▶ **Objective**:
Transcribe the data in full and exactly, omitting any pictures.

Items listed in a dataset
########################################
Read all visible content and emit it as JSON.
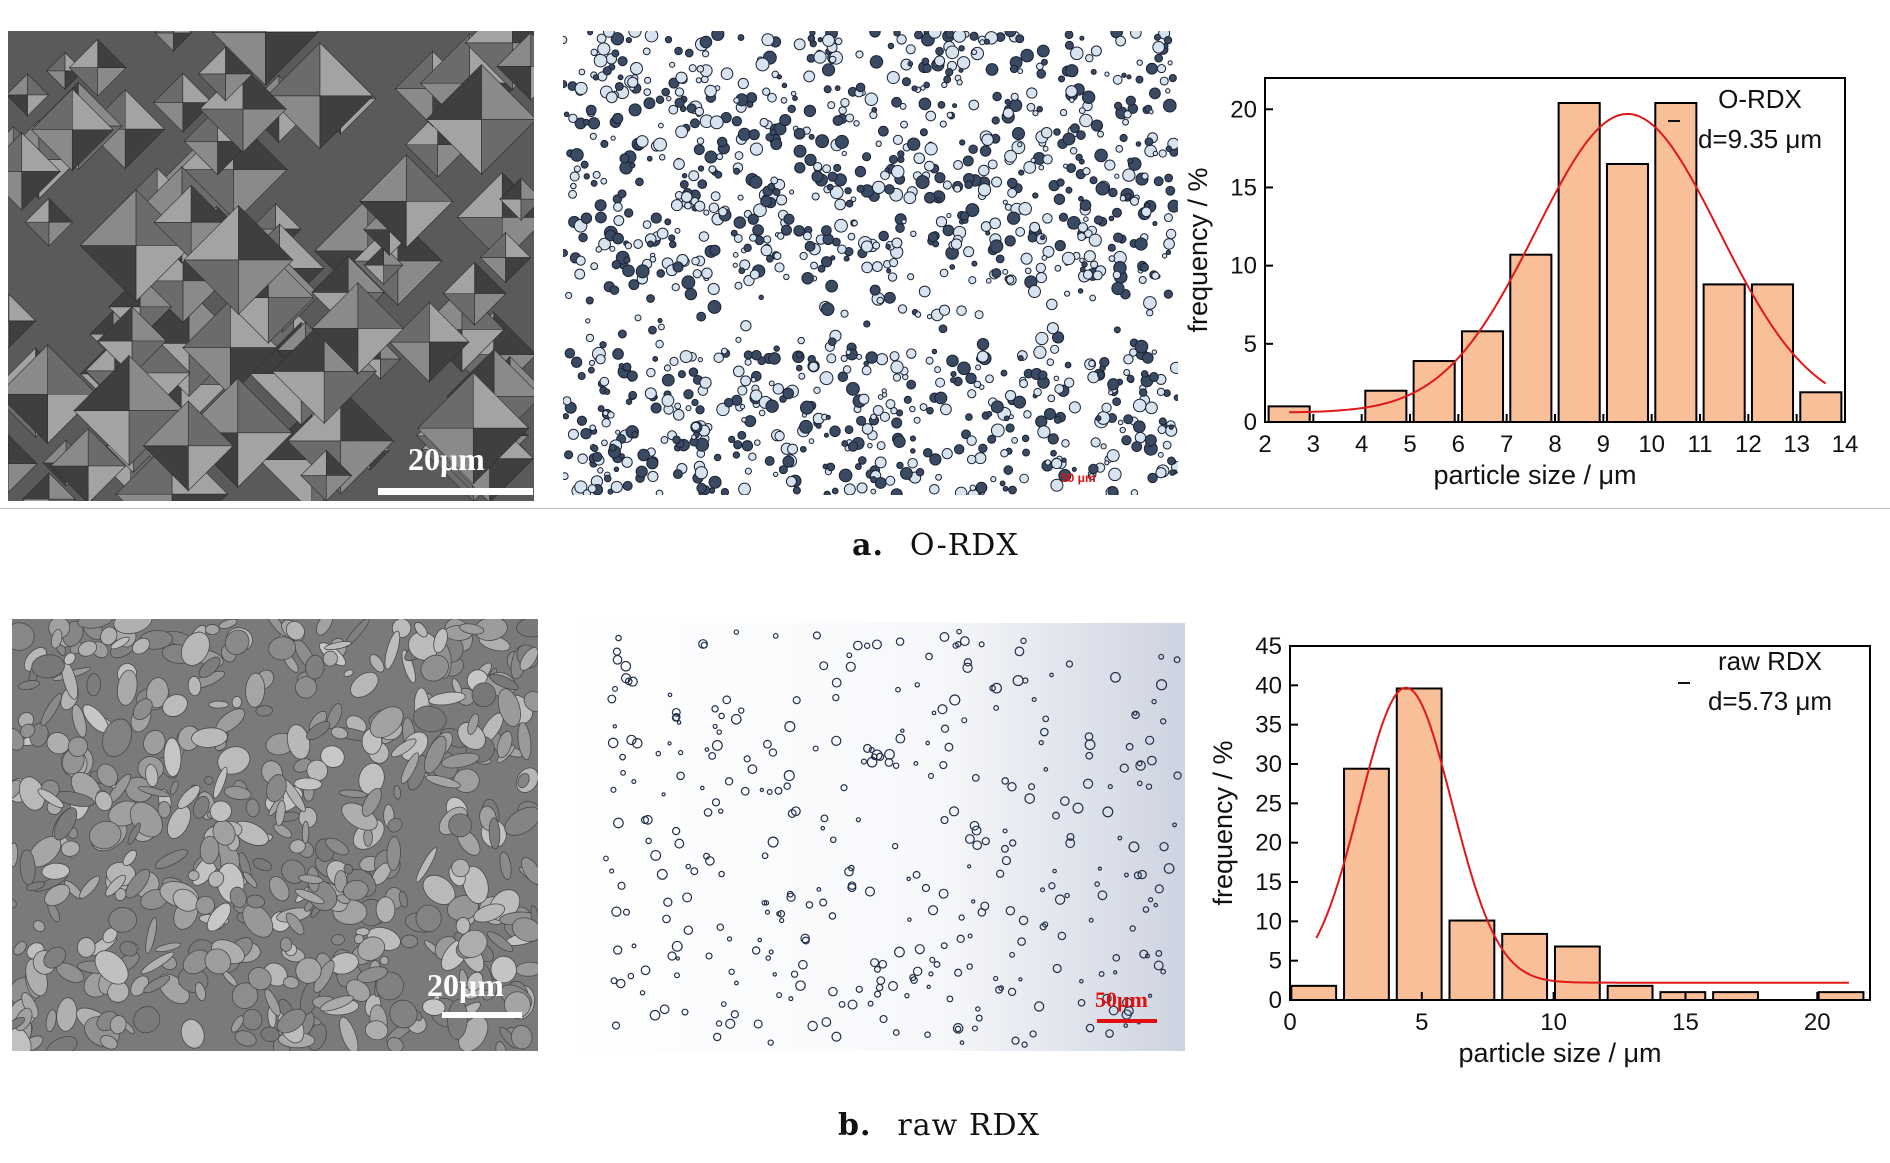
{
  "figure": {
    "row_a": {
      "caption_letter": "a.",
      "caption_text": "O-RDX",
      "sem_scale_label": "20μm",
      "optical_scale_label": "50 μm"
    },
    "row_b": {
      "caption_letter": "b.",
      "caption_text": "raw RDX",
      "sem_scale_label": "20μm",
      "optical_scale_label": "50μm"
    }
  },
  "colors": {
    "bar_fill": "#f9bf98",
    "bar_stroke": "#000000",
    "fit_curve": "#e01818",
    "scale_red": "#e01010"
  },
  "chart_data": [
    {
      "type": "bar",
      "legend_title": "O-RDX",
      "legend_stat": "d=9.35 μm",
      "xlabel": "particle size / μm",
      "ylabel": "frequency / %",
      "xlim": [
        2,
        14
      ],
      "ylim": [
        0,
        22
      ],
      "xticks": [
        2,
        3,
        4,
        5,
        6,
        7,
        8,
        9,
        10,
        11,
        12,
        13,
        14
      ],
      "yticks": [
        0,
        5,
        10,
        15,
        20
      ],
      "bar_width": 0.85,
      "bars": [
        {
          "x": 2.5,
          "y": 1.0
        },
        {
          "x": 4.5,
          "y": 2.0
        },
        {
          "x": 5.5,
          "y": 3.9
        },
        {
          "x": 6.5,
          "y": 5.8
        },
        {
          "x": 7.5,
          "y": 10.7
        },
        {
          "x": 8.5,
          "y": 20.4
        },
        {
          "x": 9.5,
          "y": 16.5
        },
        {
          "x": 10.5,
          "y": 20.4
        },
        {
          "x": 11.5,
          "y": 8.8
        },
        {
          "x": 12.5,
          "y": 8.8
        },
        {
          "x": 13.5,
          "y": 1.9
        }
      ],
      "fit": {
        "y0": 0.6,
        "amplitude": 19.1,
        "center": 9.5,
        "sigma": 1.9,
        "x_range": [
          2.5,
          13.6
        ]
      }
    },
    {
      "type": "bar",
      "legend_title": "raw RDX",
      "legend_stat": "d=5.73 μm",
      "xlabel": "particle size / μm",
      "ylabel": "frequency / %",
      "xlim": [
        0,
        22
      ],
      "ylim": [
        0,
        45
      ],
      "xticks": [
        0,
        5,
        10,
        15,
        20
      ],
      "yticks": [
        0,
        5,
        10,
        15,
        20,
        25,
        30,
        35,
        40,
        45
      ],
      "bar_width": 1.7,
      "bars": [
        {
          "x": 0.9,
          "y": 1.8
        },
        {
          "x": 2.9,
          "y": 29.4
        },
        {
          "x": 4.9,
          "y": 39.6
        },
        {
          "x": 6.9,
          "y": 10.1
        },
        {
          "x": 8.9,
          "y": 8.4
        },
        {
          "x": 10.9,
          "y": 6.8
        },
        {
          "x": 12.9,
          "y": 1.8
        },
        {
          "x": 14.9,
          "y": 1.0
        },
        {
          "x": 16.9,
          "y": 1.0
        },
        {
          "x": 20.9,
          "y": 1.0
        }
      ],
      "fit": {
        "y0": 2.2,
        "amplitude": 37.5,
        "center": 4.4,
        "sigma": 1.75,
        "x_range": [
          1.0,
          21.2
        ]
      }
    }
  ]
}
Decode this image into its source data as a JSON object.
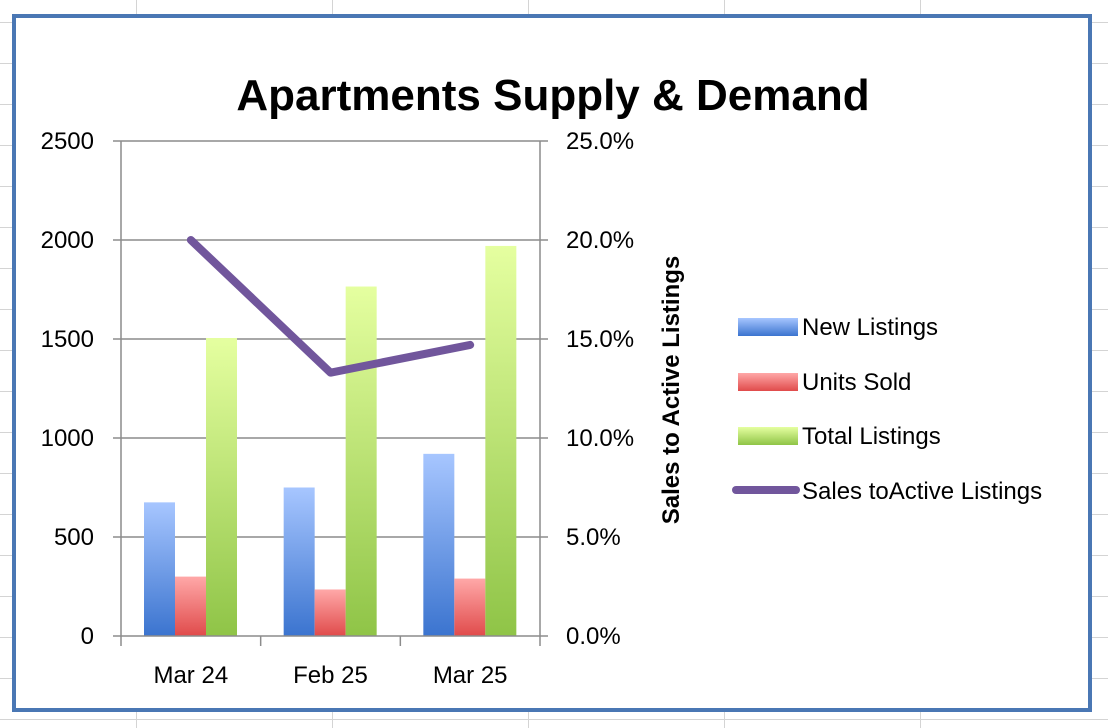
{
  "colors": {
    "frame": "#4a77b4",
    "new_listings": "#6b9de6",
    "units_sold": "#f06c6c",
    "total_listings": "#b4e06c",
    "sales_to_active": "#71569c"
  },
  "chart_data": {
    "type": "bar",
    "title": "Apartments Supply & Demand",
    "categories": [
      "Mar 24",
      "Feb 25",
      "Mar 25"
    ],
    "series": [
      {
        "name": "New Listings",
        "values": [
          675,
          750,
          920
        ],
        "axis": "left"
      },
      {
        "name": "Units Sold",
        "values": [
          300,
          235,
          290
        ],
        "axis": "left"
      },
      {
        "name": "Total Listings",
        "values": [
          1505,
          1765,
          1970
        ],
        "axis": "left"
      },
      {
        "name": "Sales toActive Listings",
        "type": "line",
        "values": [
          0.2,
          0.133,
          0.147
        ],
        "axis": "right"
      }
    ],
    "ylim": [
      0,
      2500
    ],
    "y_ticks": [
      "0",
      "500",
      "1000",
      "1500",
      "2000",
      "2500"
    ],
    "y2lim": [
      0,
      0.25
    ],
    "y2_ticks": [
      "0.0%",
      "5.0%",
      "10.0%",
      "15.0%",
      "20.0%",
      "25.0%"
    ],
    "y2label": "Sales to Active Listings",
    "xlabel": "",
    "ylabel": "",
    "grid": true,
    "legend": "right"
  }
}
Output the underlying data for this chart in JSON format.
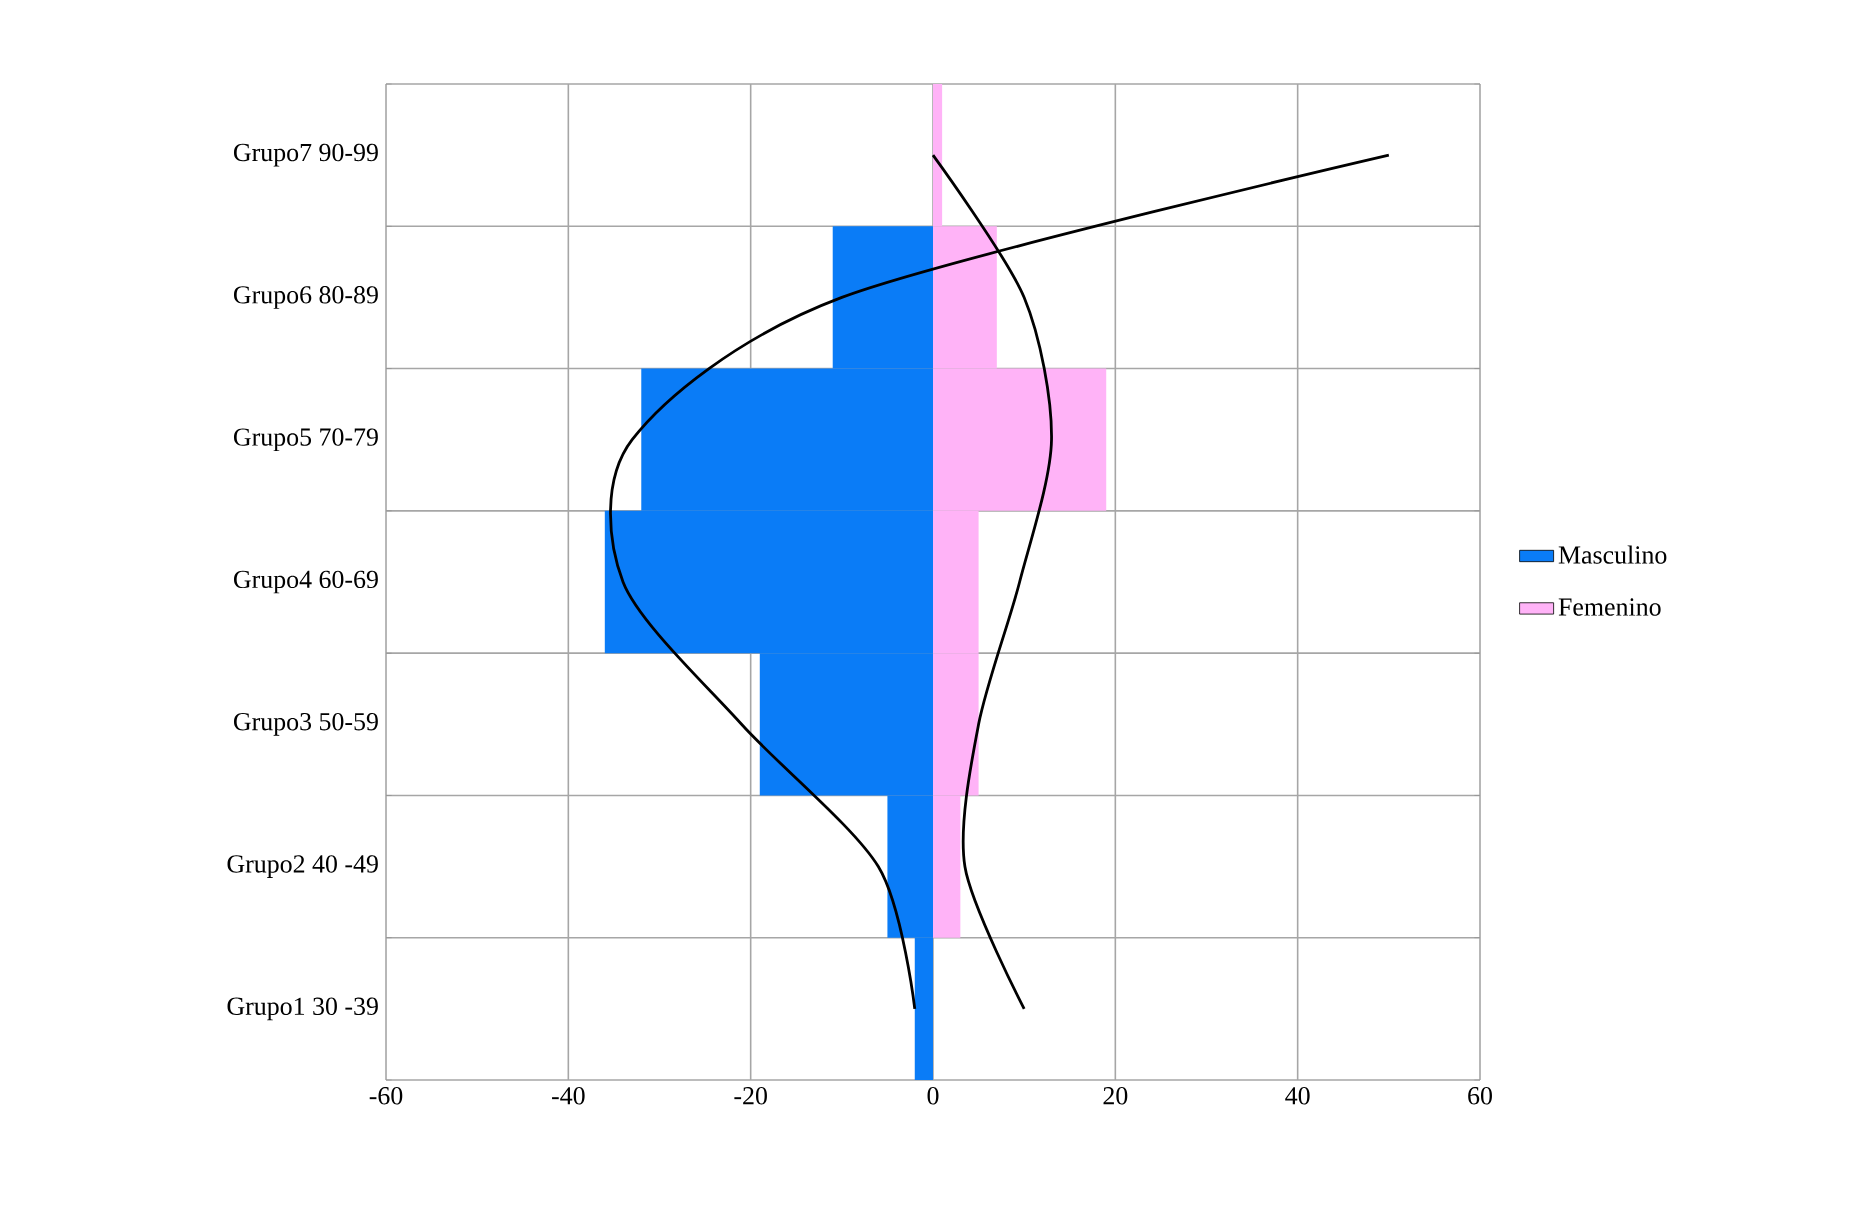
{
  "chart_data": {
    "type": "bar",
    "orientation": "horizontal",
    "stacked": true,
    "categories": [
      "Grupo7  90-99",
      "Grupo6  80-89",
      "Grupo5 70-79",
      "Grupo4 60-69",
      "Grupo3 50-59",
      "Grupo2 40 -49",
      "Grupo1 30 -39"
    ],
    "series": [
      {
        "name": "Masculino",
        "color": "#0a7cf7",
        "values": [
          0,
          -11,
          -32,
          -36,
          -19,
          -5,
          -2
        ]
      },
      {
        "name": "Femenino",
        "color": "#ffb3f7",
        "values": [
          1,
          7,
          19,
          5,
          5,
          3,
          0
        ]
      },
      {
        "type": "line",
        "color": "#000000",
        "values": [
          50,
          -10,
          -33,
          -34,
          -21,
          -6,
          -2
        ]
      },
      {
        "type": "line",
        "color": "#000000",
        "values": [
          0,
          10,
          13,
          9.5,
          5,
          3.5,
          10
        ]
      }
    ],
    "xlim": [
      -60,
      60
    ],
    "xticks": [
      -60,
      -40,
      -20,
      0,
      20,
      40,
      60
    ],
    "grid": true,
    "legend": "right"
  }
}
########################################
▶ **Exercise response**:
Read all visible content and emit it as JSON.
{
  "figure": {
    "row_a": {
      "caption_letter": "a.",
      "caption_text": "O-RDX",
      "sem_scale_label": "20μm",
      "optical_scale_label": "50 μm"
    },
    "row_b": {
      "caption_letter": "b.",
      "caption_text": "raw RDX",
      "sem_scale_label": "20μm",
      "optical_scale_label": "50μm"
    }
  },
  "colors": {
    "bar_fill": "#f9bf98",
    "bar_stroke": "#000000",
    "fit_curve": "#e01818",
    "scale_red": "#e01010"
  },
  "chart_data": [
    {
      "type": "bar",
      "legend_title": "O-RDX",
      "legend_stat": "d=9.35 μm",
      "xlabel": "particle size / μm",
      "ylabel": "frequency / %",
      "xlim": [
        2,
        14
      ],
      "ylim": [
        0,
        22
      ],
      "xticks": [
        2,
        3,
        4,
        5,
        6,
        7,
        8,
        9,
        10,
        11,
        12,
        13,
        14
      ],
      "yticks": [
        0,
        5,
        10,
        15,
        20
      ],
      "bar_width": 0.85,
      "bars": [
        {
          "x": 2.5,
          "y": 1.0
        },
        {
          "x": 4.5,
          "y": 2.0
        },
        {
          "x": 5.5,
          "y": 3.9
        },
        {
          "x": 6.5,
          "y": 5.8
        },
        {
          "x": 7.5,
          "y": 10.7
        },
        {
          "x": 8.5,
          "y": 20.4
        },
        {
          "x": 9.5,
          "y": 16.5
        },
        {
          "x": 10.5,
          "y": 20.4
        },
        {
          "x": 11.5,
          "y": 8.8
        },
        {
          "x": 12.5,
          "y": 8.8
        },
        {
          "x": 13.5,
          "y": 1.9
        }
      ],
      "fit": {
        "y0": 0.6,
        "amplitude": 19.1,
        "center": 9.5,
        "sigma": 1.9,
        "x_range": [
          2.5,
          13.6
        ]
      }
    },
    {
      "type": "bar",
      "legend_title": "raw RDX",
      "legend_stat": "d=5.73 μm",
      "xlabel": "particle size / μm",
      "ylabel": "frequency / %",
      "xlim": [
        0,
        22
      ],
      "ylim": [
        0,
        45
      ],
      "xticks": [
        0,
        5,
        10,
        15,
        20
      ],
      "yticks": [
        0,
        5,
        10,
        15,
        20,
        25,
        30,
        35,
        40,
        45
      ],
      "bar_width": 1.7,
      "bars": [
        {
          "x": 0.9,
          "y": 1.8
        },
        {
          "x": 2.9,
          "y": 29.4
        },
        {
          "x": 4.9,
          "y": 39.6
        },
        {
          "x": 6.9,
          "y": 10.1
        },
        {
          "x": 8.9,
          "y": 8.4
        },
        {
          "x": 10.9,
          "y": 6.8
        },
        {
          "x": 12.9,
          "y": 1.8
        },
        {
          "x": 14.9,
          "y": 1.0
        },
        {
          "x": 16.9,
          "y": 1.0
        },
        {
          "x": 20.9,
          "y": 1.0
        }
      ],
      "fit": {
        "y0": 2.2,
        "amplitude": 37.5,
        "center": 4.4,
        "sigma": 1.75,
        "x_range": [
          1.0,
          21.2
        ]
      }
    }
  ]
}
Decode this image into its source data as a JSON object.
{
  "colors": {
    "frame": "#4a77b4",
    "new_listings": "#6b9de6",
    "units_sold": "#f06c6c",
    "total_listings": "#b4e06c",
    "sales_to_active": "#71569c"
  },
  "chart_data": {
    "type": "bar",
    "title": "Apartments Supply & Demand",
    "categories": [
      "Mar 24",
      "Feb 25",
      "Mar 25"
    ],
    "series": [
      {
        "name": "New Listings",
        "values": [
          675,
          750,
          920
        ],
        "axis": "left"
      },
      {
        "name": "Units Sold",
        "values": [
          300,
          235,
          290
        ],
        "axis": "left"
      },
      {
        "name": "Total Listings",
        "values": [
          1505,
          1765,
          1970
        ],
        "axis": "left"
      },
      {
        "name": "Sales toActive Listings",
        "type": "line",
        "values": [
          0.2,
          0.133,
          0.147
        ],
        "axis": "right"
      }
    ],
    "ylim": [
      0,
      2500
    ],
    "y_ticks": [
      "0",
      "500",
      "1000",
      "1500",
      "2000",
      "2500"
    ],
    "y2lim": [
      0,
      0.25
    ],
    "y2_ticks": [
      "0.0%",
      "5.0%",
      "10.0%",
      "15.0%",
      "20.0%",
      "25.0%"
    ],
    "y2label": "Sales to Active Listings",
    "xlabel": "",
    "ylabel": "",
    "grid": true,
    "legend": "right"
  }
}
Output the underlying data for this chart in JSON format.
{
  "chart_data": {
    "type": "bar",
    "orientation": "horizontal",
    "stacked": true,
    "categories": [
      "Grupo7  90-99",
      "Grupo6  80-89",
      "Grupo5 70-79",
      "Grupo4 60-69",
      "Grupo3 50-59",
      "Grupo2 40 -49",
      "Grupo1 30 -39"
    ],
    "series": [
      {
        "name": "Masculino",
        "color": "#0a7cf7",
        "values": [
          0,
          -11,
          -32,
          -36,
          -19,
          -5,
          -2
        ]
      },
      {
        "name": "Femenino",
        "color": "#ffb3f7",
        "values": [
          1,
          7,
          19,
          5,
          5,
          3,
          0
        ]
      },
      {
        "type": "line",
        "color": "#000000",
        "values": [
          50,
          -10,
          -33,
          -34,
          -21,
          -6,
          -2
        ]
      },
      {
        "type": "line",
        "color": "#000000",
        "values": [
          0,
          10,
          13,
          9.5,
          5,
          3.5,
          10
        ]
      }
    ],
    "xlim": [
      -60,
      60
    ],
    "xticks": [
      -60,
      -40,
      -20,
      0,
      20,
      40,
      60
    ],
    "grid": true,
    "legend": "right"
  }
}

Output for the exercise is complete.